Each line containing the word "JSON" must be collected.

>> begin Excerpted data

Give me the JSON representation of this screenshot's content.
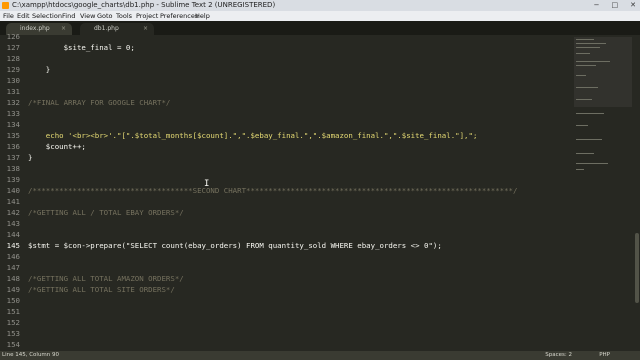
{
  "window": {
    "title": "C:\\xampp\\htdocs\\google_charts\\db1.php - Sublime Text 2 (UNREGISTERED)",
    "controls": {
      "minimize": "−",
      "maximize": "□",
      "close": "✕"
    }
  },
  "menu": {
    "items": [
      "File",
      "Edit",
      "Selection",
      "Find",
      "View",
      "Goto",
      "Tools",
      "Project",
      "Preferences",
      "Help"
    ]
  },
  "tabs": [
    {
      "label": "index.php",
      "close": "×"
    },
    {
      "label": "db1.php",
      "close": "×"
    }
  ],
  "editor": {
    "active_line": "145",
    "lines": [
      {
        "n": "126",
        "text": ""
      },
      {
        "n": "127",
        "text": "        $site_final = 0;"
      },
      {
        "n": "128",
        "text": ""
      },
      {
        "n": "129",
        "text": "    }"
      },
      {
        "n": "130",
        "text": ""
      },
      {
        "n": "131",
        "text": ""
      },
      {
        "n": "132",
        "text": "/*FINAL ARRAY FOR GOOGLE CHART*/"
      },
      {
        "n": "133",
        "text": ""
      },
      {
        "n": "134",
        "text": ""
      },
      {
        "n": "135",
        "text": "    echo '<br><br>'.\"[\".$total_months[$count].\",\".$ebay_final.\",\".$amazon_final.\",\".$site_final.\"],\";"
      },
      {
        "n": "136",
        "text": "    $count++;"
      },
      {
        "n": "137",
        "text": "}"
      },
      {
        "n": "138",
        "text": ""
      },
      {
        "n": "139",
        "text": ""
      },
      {
        "n": "140",
        "text": "/************************************SECOND CHART************************************************************/"
      },
      {
        "n": "141",
        "text": ""
      },
      {
        "n": "142",
        "text": "/*GETTING ALL / TOTAL EBAY ORDERS*/"
      },
      {
        "n": "143",
        "text": ""
      },
      {
        "n": "144",
        "text": ""
      },
      {
        "n": "145",
        "text": "$stmt = $con->prepare(\"SELECT count(ebay_orders) FROM quantity_sold WHERE ebay_orders <> 0\");"
      },
      {
        "n": "146",
        "text": ""
      },
      {
        "n": "147",
        "text": ""
      },
      {
        "n": "148",
        "text": "/*GETTING ALL TOTAL AMAZON ORDERS*/"
      },
      {
        "n": "149",
        "text": "/*GETTING ALL TOTAL SITE ORDERS*/"
      },
      {
        "n": "150",
        "text": ""
      },
      {
        "n": "151",
        "text": ""
      },
      {
        "n": "152",
        "text": ""
      },
      {
        "n": "153",
        "text": ""
      },
      {
        "n": "154",
        "text": ""
      },
      {
        "n": "155",
        "text": ""
      },
      {
        "n": "156",
        "text": ""
      },
      {
        "n": "157",
        "text": ""
      },
      {
        "n": "158",
        "text": ""
      },
      {
        "n": "159",
        "text": ""
      }
    ]
  },
  "status": {
    "position": "Line 145, Column 90",
    "spaces": "Spaces: 2",
    "syntax": "PHP"
  },
  "colors": {
    "background": "#272822",
    "comment": "#75715e",
    "string": "#e6db74",
    "keyword": "#f92672",
    "number": "#ae81ff"
  }
}
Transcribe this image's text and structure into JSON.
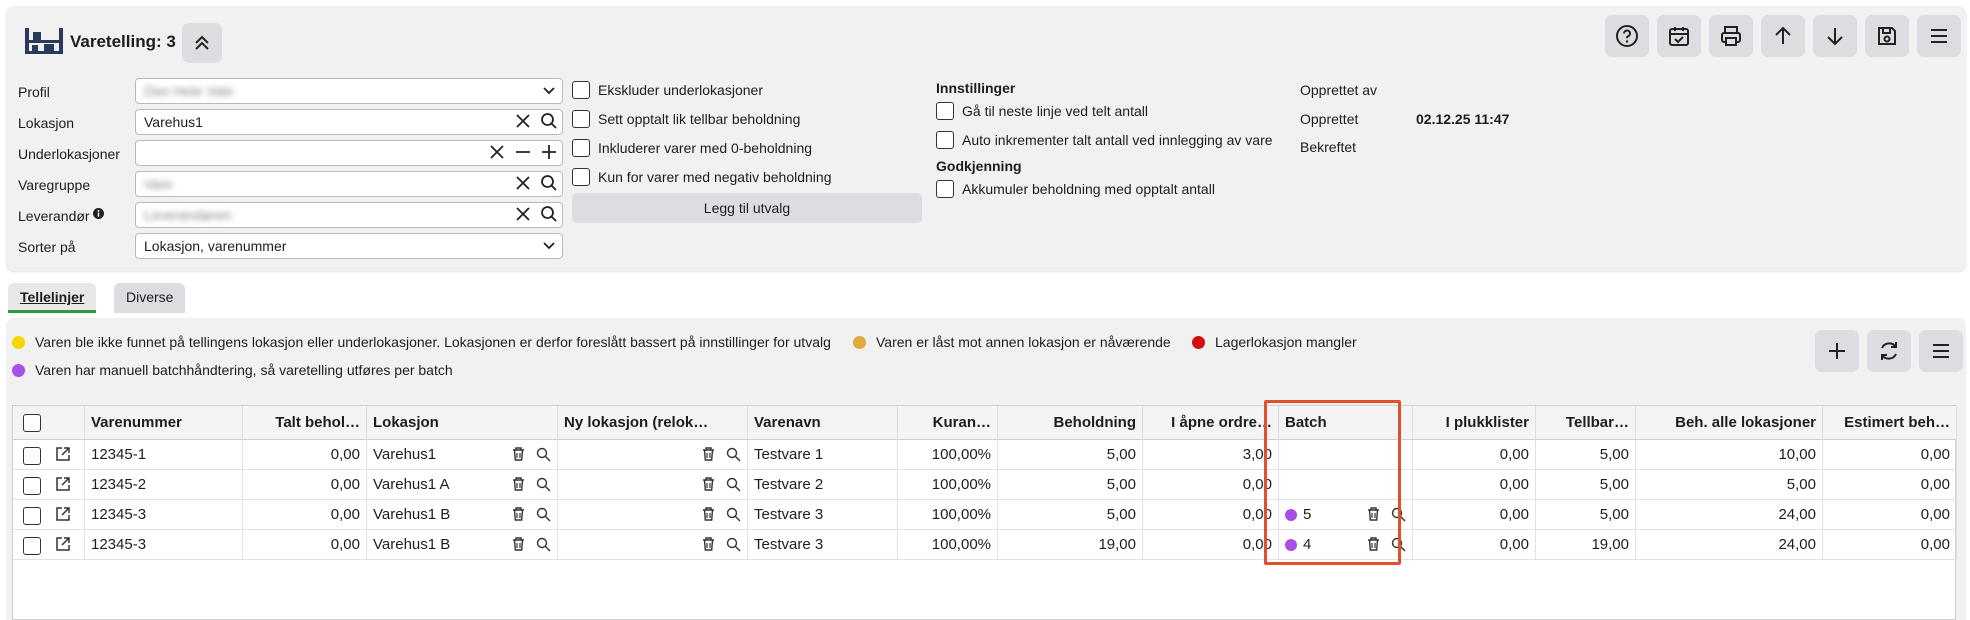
{
  "header": {
    "title": "Varetelling: 3"
  },
  "toolbar": [
    "help-icon",
    "calendar-check-icon",
    "print-icon",
    "arrow-up-icon",
    "arrow-down-icon",
    "save-icon",
    "menu-icon"
  ],
  "form": {
    "profil_label": "Profil",
    "profil_value": "Den Hele Vale",
    "lokasjon_label": "Lokasjon",
    "lokasjon_value": "Varehus1",
    "underlok_label": "Underlokasjoner",
    "underlok_value": "",
    "varegruppe_label": "Varegruppe",
    "varegruppe_value": "Vare",
    "leverandor_label": "Leverandør",
    "leverandor_value": "Leverandøren",
    "sorter_label": "Sorter på",
    "sorter_value": "Lokasjon, varenummer"
  },
  "options": {
    "ekskluder": "Ekskluder underlokasjoner",
    "sett_opptalt": "Sett opptalt lik tellbar beholdning",
    "inkluder_null": "Inkluderer varer med 0-beholdning",
    "kun_negativ": "Kun for varer med negativ beholdning",
    "legg_til": "Legg til utvalg"
  },
  "settings": {
    "title": "Innstillinger",
    "ga_neste": "Gå til neste linje ved telt antall",
    "auto_inkr": "Auto inkrementer talt antall ved innlegging av vare",
    "godkjenning": "Godkjenning",
    "akkumuler": "Akkumuler beholdning med opptalt antall"
  },
  "meta": {
    "opprettet_av_label": "Opprettet av",
    "opprettet_label": "Opprettet",
    "opprettet_value": "02.12.25 11:47",
    "bekreftet_label": "Bekreftet"
  },
  "tabs": {
    "tellelinjer": "Tellelinjer",
    "diverse": "Diverse"
  },
  "legend": {
    "yellow": "Varen ble ikke funnet på tellingens lokasjon eller underlokasjoner. Lokasjonen er derfor foreslått bassert på innstillinger for utvalg",
    "orange": "Varen er låst mot annen lokasjon er nåværende",
    "red": "Lagerlokasjon mangler",
    "purple": "Varen har manuell batchhåndtering, så varetelling utføres per batch",
    "colors": {
      "yellow": "#f5d600",
      "orange": "#e1aa3c",
      "red": "#d10f0f",
      "purple": "#a94ee6"
    }
  },
  "table": {
    "headers": {
      "varenummer": "Varenummer",
      "talt": "Talt behol…",
      "lokasjon": "Lokasjon",
      "ny_lokasjon": "Ny lokasjon (relok…",
      "varenavn": "Varenavn",
      "kurans": "Kuran…",
      "beholdning": "Beholdning",
      "apne": "I åpne ordre…",
      "batch": "Batch",
      "plukklister": "I plukklister",
      "tellbar": "Tellbar…",
      "beh_alle": "Beh. alle lokasjoner",
      "estimert": "Estimert beh…"
    },
    "rows": [
      {
        "varenummer": "12345-1",
        "talt": "0,00",
        "lokasjon": "Varehus1",
        "varenavn": "Testvare 1",
        "kurans": "100,00%",
        "beholdning": "5,00",
        "apne": "3,00",
        "batch": "",
        "plukklister": "0,00",
        "tellbar": "5,00",
        "beh_alle": "10,00",
        "estimert": "0,00"
      },
      {
        "varenummer": "12345-2",
        "talt": "0,00",
        "lokasjon": "Varehus1 A",
        "varenavn": "Testvare 2",
        "kurans": "100,00%",
        "beholdning": "5,00",
        "apne": "0,00",
        "batch": "",
        "plukklister": "0,00",
        "tellbar": "5,00",
        "beh_alle": "5,00",
        "estimert": "0,00"
      },
      {
        "varenummer": "12345-3",
        "talt": "0,00",
        "lokasjon": "Varehus1 B",
        "varenavn": "Testvare 3",
        "kurans": "100,00%",
        "beholdning": "5,00",
        "apne": "0,00",
        "batch": "5",
        "plukklister": "0,00",
        "tellbar": "5,00",
        "beh_alle": "24,00",
        "estimert": "0,00"
      },
      {
        "varenummer": "12345-3",
        "talt": "0,00",
        "lokasjon": "Varehus1 B",
        "varenavn": "Testvare 3",
        "kurans": "100,00%",
        "beholdning": "19,00",
        "apne": "0,00",
        "batch": "4",
        "plukklister": "0,00",
        "tellbar": "19,00",
        "beh_alle": "24,00",
        "estimert": "0,00"
      }
    ]
  }
}
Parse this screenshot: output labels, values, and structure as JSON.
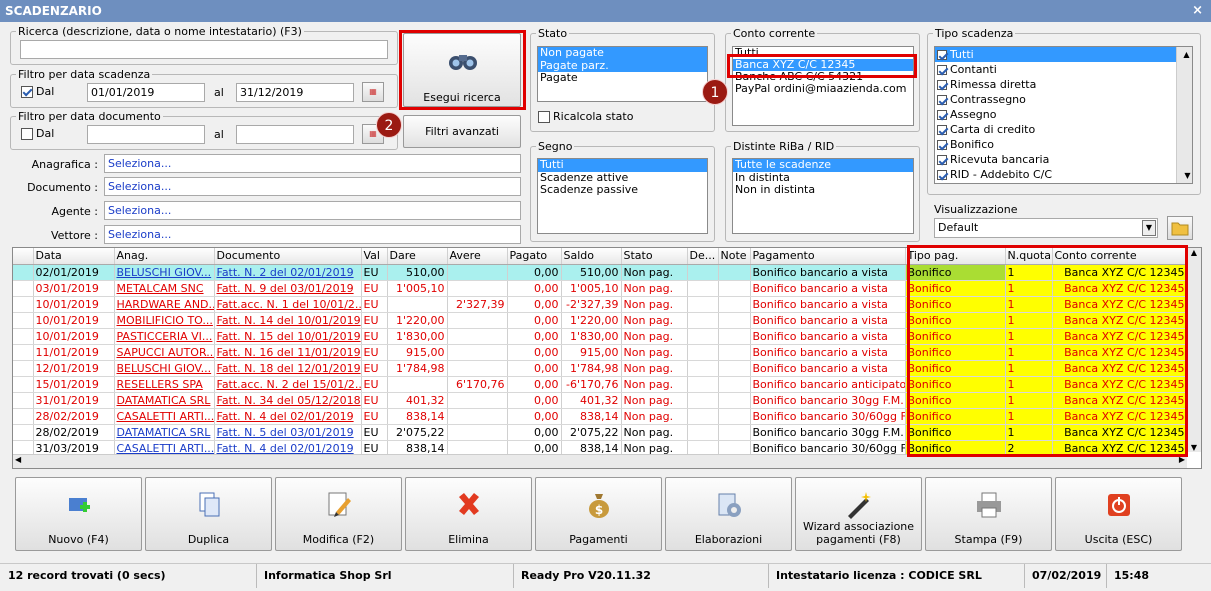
{
  "window": {
    "title": "SCADENZARIO",
    "close": "×"
  },
  "search": {
    "label": "Ricerca (descrizione, data o nome intestatario) (F3)",
    "value": ""
  },
  "filter_scadenza": {
    "label": "Filtro per data scadenza",
    "dal_label": "Dal",
    "from": "01/01/2019",
    "al_label": "al",
    "to": "31/12/2019",
    "checked": true
  },
  "filter_documento": {
    "label": "Filtro per data documento",
    "dal_label": "Dal",
    "from": "",
    "al_label": "al",
    "to": "",
    "checked": false
  },
  "buttons": {
    "search": "Esegui ricerca",
    "advanced": "Filtri avanzati"
  },
  "badges": [
    "1",
    "2"
  ],
  "fields": [
    {
      "label": "Anagrafica :",
      "value": "Seleziona..."
    },
    {
      "label": "Documento :",
      "value": "Seleziona..."
    },
    {
      "label": "Agente :",
      "value": "Seleziona..."
    },
    {
      "label": "Vettore :",
      "value": "Seleziona..."
    }
  ],
  "stato": {
    "label": "Stato",
    "items": [
      "Non pagate",
      "Pagate parz.",
      "Pagate"
    ],
    "recalc": "Ricalcola stato"
  },
  "segno": {
    "label": "Segno",
    "items": [
      "Tutti",
      "Scadenze attive",
      "Scadenze passive"
    ]
  },
  "conto": {
    "label": "Conto corrente",
    "items": [
      "Tutti",
      "Banca XYZ C/C 12345",
      "Banche ABC C/C 54321",
      "PayPal ordini@miaazienda.com"
    ]
  },
  "distinte": {
    "label": "Distinte RiBa / RID",
    "items": [
      "Tutte le scadenze",
      "In distinta",
      "Non in distinta"
    ]
  },
  "tipo": {
    "label": "Tipo scadenza",
    "items": [
      "Tutti",
      "Contanti",
      "Rimessa diretta",
      "Contrassegno",
      "Assegno",
      "Carta di credito",
      "Bonifico",
      "Ricevuta bancaria",
      "RID - Addebito C/C"
    ]
  },
  "visual": {
    "label": "Visualizzazione",
    "value": "Default"
  },
  "table": {
    "headers": [
      "Data",
      "Anag.",
      "Documento",
      "Val",
      "Dare",
      "Avere",
      "Pagato",
      "Saldo",
      "Stato",
      "De...",
      "Note",
      "Pagamento",
      "Tipo pag.",
      "N.quota",
      "Conto corrente"
    ],
    "rows": [
      [
        "02/01/2019",
        "BELUSCHI GIOV...",
        "Fatt. N. 2 del 02/01/2019",
        "EU",
        "510,00",
        "",
        "0,00",
        "510,00",
        "Non pag.",
        "",
        "",
        "Bonifico bancario a vista",
        "Bonifico",
        "1",
        "Banca XYZ C/C 12345"
      ],
      [
        "03/01/2019",
        "METALCAM SNC",
        "Fatt. N. 9 del 03/01/2019",
        "EU",
        "1'005,10",
        "",
        "0,00",
        "1'005,10",
        "Non pag.",
        "",
        "",
        "Bonifico bancario a vista",
        "Bonifico",
        "1",
        "Banca XYZ C/C 12345"
      ],
      [
        "10/01/2019",
        "HARDWARE AND...",
        "Fatt.acc. N. 1 del 10/01/2...",
        "EU",
        "",
        "2'327,39",
        "0,00",
        "-2'327,39",
        "Non pag.",
        "",
        "",
        "Bonifico bancario a vista",
        "Bonifico",
        "1",
        "Banca XYZ C/C 12345"
      ],
      [
        "10/01/2019",
        "MOBILIFICIO TO...",
        "Fatt. N. 14 del 10/01/2019",
        "EU",
        "1'220,00",
        "",
        "0,00",
        "1'220,00",
        "Non pag.",
        "",
        "",
        "Bonifico bancario a vista",
        "Bonifico",
        "1",
        "Banca XYZ C/C 12345"
      ],
      [
        "10/01/2019",
        "PASTICCERIA VI...",
        "Fatt. N. 15 del 10/01/2019",
        "EU",
        "1'830,00",
        "",
        "0,00",
        "1'830,00",
        "Non pag.",
        "",
        "",
        "Bonifico bancario a vista",
        "Bonifico",
        "1",
        "Banca XYZ C/C 12345"
      ],
      [
        "11/01/2019",
        "SAPUCCI AUTOR...",
        "Fatt. N. 16 del 11/01/2019",
        "EU",
        "915,00",
        "",
        "0,00",
        "915,00",
        "Non pag.",
        "",
        "",
        "Bonifico bancario a vista",
        "Bonifico",
        "1",
        "Banca XYZ C/C 12345"
      ],
      [
        "12/01/2019",
        "BELUSCHI GIOV...",
        "Fatt. N. 18 del 12/01/2019",
        "EU",
        "1'784,98",
        "",
        "0,00",
        "1'784,98",
        "Non pag.",
        "",
        "",
        "Bonifico bancario a vista",
        "Bonifico",
        "1",
        "Banca XYZ C/C 12345"
      ],
      [
        "15/01/2019",
        "RESELLERS SPA",
        "Fatt.acc. N. 2 del 15/01/2...",
        "EU",
        "",
        "6'170,76",
        "0,00",
        "-6'170,76",
        "Non pag.",
        "",
        "",
        "Bonifico bancario anticipato",
        "Bonifico",
        "1",
        "Banca XYZ C/C 12345"
      ],
      [
        "31/01/2019",
        "DATAMATICA SRL",
        "Fatt. N. 34 del 05/12/2018",
        "EU",
        "401,32",
        "",
        "0,00",
        "401,32",
        "Non pag.",
        "",
        "",
        "Bonifico bancario 30gg F.M.",
        "Bonifico",
        "1",
        "Banca XYZ C/C 12345"
      ],
      [
        "28/02/2019",
        "CASALETTI ARTI...",
        "Fatt. N. 4 del 02/01/2019",
        "EU",
        "838,14",
        "",
        "0,00",
        "838,14",
        "Non pag.",
        "",
        "",
        "Bonifico bancario 30/60gg F.M.",
        "Bonifico",
        "1",
        "Banca XYZ C/C 12345"
      ],
      [
        "28/02/2019",
        "DATAMATICA SRL",
        "Fatt. N. 5 del 03/01/2019",
        "EU",
        "2'075,22",
        "",
        "0,00",
        "2'075,22",
        "Non pag.",
        "",
        "",
        "Bonifico bancario 30gg F.M.",
        "Bonifico",
        "1",
        "Banca XYZ C/C 12345"
      ],
      [
        "31/03/2019",
        "CASALETTI ARTI...",
        "Fatt. N. 4 del 02/01/2019",
        "EU",
        "838,14",
        "",
        "0,00",
        "838,14",
        "Non pag.",
        "",
        "",
        "Bonifico bancario 30/60gg F.M.",
        "Bonifico",
        "2",
        "Banca XYZ C/C 12345"
      ]
    ],
    "red_rows": [
      1,
      2,
      3,
      4,
      5,
      6,
      7,
      8,
      9
    ]
  },
  "toolbar": [
    {
      "label": "Nuovo (F4)",
      "icon": "new-icon"
    },
    {
      "label": "Duplica",
      "icon": "duplicate-icon"
    },
    {
      "label": "Modifica (F2)",
      "icon": "edit-icon"
    },
    {
      "label": "Elimina",
      "icon": "delete-icon"
    },
    {
      "label": "Pagamenti",
      "icon": "money-bag-icon"
    },
    {
      "label": "Elaborazioni",
      "icon": "process-icon"
    },
    {
      "label": "Wizard associazione pagamenti (F8)",
      "icon": "magic-wand-icon"
    },
    {
      "label": "Stampa (F9)",
      "icon": "printer-icon"
    },
    {
      "label": "Uscita (ESC)",
      "icon": "exit-icon"
    }
  ],
  "status": {
    "records": "12 record trovati (0 secs)",
    "company": "Informatica Shop Srl",
    "version": "Ready Pro V20.11.32",
    "license": "Intestatario licenza : CODICE SRL",
    "date": "07/02/2019",
    "time": "15:48"
  },
  "colors": {
    "title": "#6e8fbf",
    "selection": "#3399ff",
    "highlight": "#ffff00",
    "red_text": "#e00000",
    "callout": "#e00000"
  }
}
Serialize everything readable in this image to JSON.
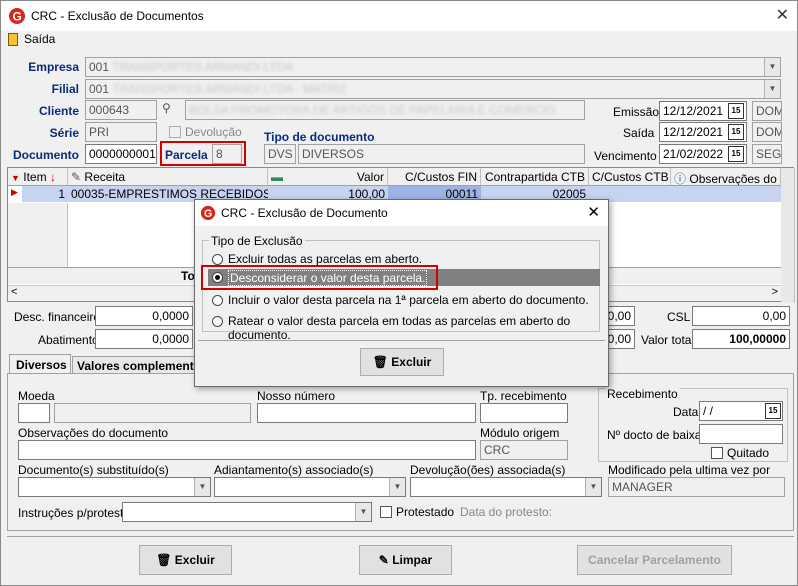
{
  "window": {
    "title": "CRC - Exclusão de Documentos",
    "close_glyph": "✕"
  },
  "menu": {
    "exit_label": "Saída"
  },
  "header": {
    "empresa_label": "Empresa",
    "empresa_value": "001",
    "empresa_name": "TRANSPORTES ARMANDI LTDA",
    "filial_label": "Filial",
    "filial_value": "001",
    "filial_name": "TRANSPORTES ARMANDI LTDA - MATRIZ",
    "cliente_label": "Cliente",
    "cliente_value": "000643",
    "cliente_name": "BOLSA PROMOTORA DE ARTIGOS DE PAPELARIA E COMERCIO",
    "serie_label": "Série",
    "serie_value": "PRI",
    "devolucao_label": "Devolução",
    "tipo_doc_label": "Tipo de documento",
    "tipo_doc_code": "DVS",
    "tipo_doc_name": "DIVERSOS",
    "documento_label": "Documento",
    "documento_value": "0000000001",
    "parcela_label": "Parcela",
    "parcela_value": "8",
    "emissao_label": "Emissão",
    "emissao_value": "12/12/2021",
    "emissao_day": "DOM",
    "saida_label": "Saída",
    "saida_value": "12/12/2021",
    "saida_day": "DOM",
    "vencimento_label": "Vencimento",
    "vencimento_value": "21/02/2022",
    "vencimento_day": "SEG",
    "cal_icon_text": "15"
  },
  "grid": {
    "columns": [
      "Item",
      "Receita",
      "Valor",
      "C/Custos FIN",
      "Contrapartida CTB",
      "C/Custos CTB",
      "Observações do ite"
    ],
    "rows": [
      {
        "item": "1",
        "receita": "00035-EMPRESTIMOS RECEBIDOS",
        "valor": "100,00",
        "ccfin": "00011",
        "contrapartida": "02005",
        "ccctb": "",
        "obs": ""
      }
    ],
    "total_label": "To"
  },
  "totals": {
    "desc_fin_label": "Desc. financeiro",
    "desc_fin_value": "0,0000",
    "abatimento_label": "Abatimento",
    "abatimento_value": "0,0000",
    "mid_value_1": "0,00",
    "mid_value_2": "0,00",
    "csl_label": "CSL",
    "csl_value": "0,00",
    "valor_total_label": "Valor total",
    "valor_total_value": "100,00000"
  },
  "tabs": {
    "tab1": "Diversos",
    "tab2": "Valores complementa"
  },
  "diversos": {
    "moeda_label": "Moeda",
    "nosso_numero_label": "Nosso número",
    "tp_recebimento_label": "Tp. recebimento",
    "obs_doc_label": "Observações do documento",
    "modulo_origem_label": "Módulo origem",
    "modulo_origem_value": "CRC",
    "doc_subst_label": "Documento(s) substituído(s)",
    "adiant_label": "Adiantamento(s) associado(s)",
    "devol_label": "Devolução(ões) associada(s)",
    "modificado_label": "Modificado pela ultima vez por",
    "modificado_value": "MANAGER",
    "instrucoes_label": "Instruções p/protesto",
    "protestado_label": "Protestado",
    "data_protesto_label": "Data do protesto:",
    "recebimento_group": "Recebimento",
    "data_label": "Data",
    "data_value": " /  /",
    "n_docto_baixa_label": "Nº docto de baixa",
    "quitado_label": "Quitado"
  },
  "footer": {
    "excluir_label": "Excluir",
    "limpar_label": "Limpar",
    "cancelar_label": "Cancelar Parcelamento"
  },
  "dialog": {
    "title": "CRC - Exclusão de Documento",
    "group_label": "Tipo de Exclusão",
    "options": [
      "Excluir todas as parcelas em aberto.",
      "Desconsiderar o valor desta  parcela.",
      "Incluir o valor desta parcela na 1ª parcela em aberto do documento.",
      "Ratear o valor desta parcela em todas as parcelas em aberto do documento."
    ],
    "selected_index": 1,
    "excluir_label": "Excluir"
  },
  "colors": {
    "label_blue": "#0b2a7a",
    "highlight_red": "#d40000",
    "selected_row": "#808080"
  }
}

>> end Excerpted data

Full solution:
Give me the JSON representation of this screenshot's content.
Transcribe this image's text and structure into JSON.
Parse this screenshot: output labels, values, and structure as JSON.
Serialize everything readable in this image to JSON.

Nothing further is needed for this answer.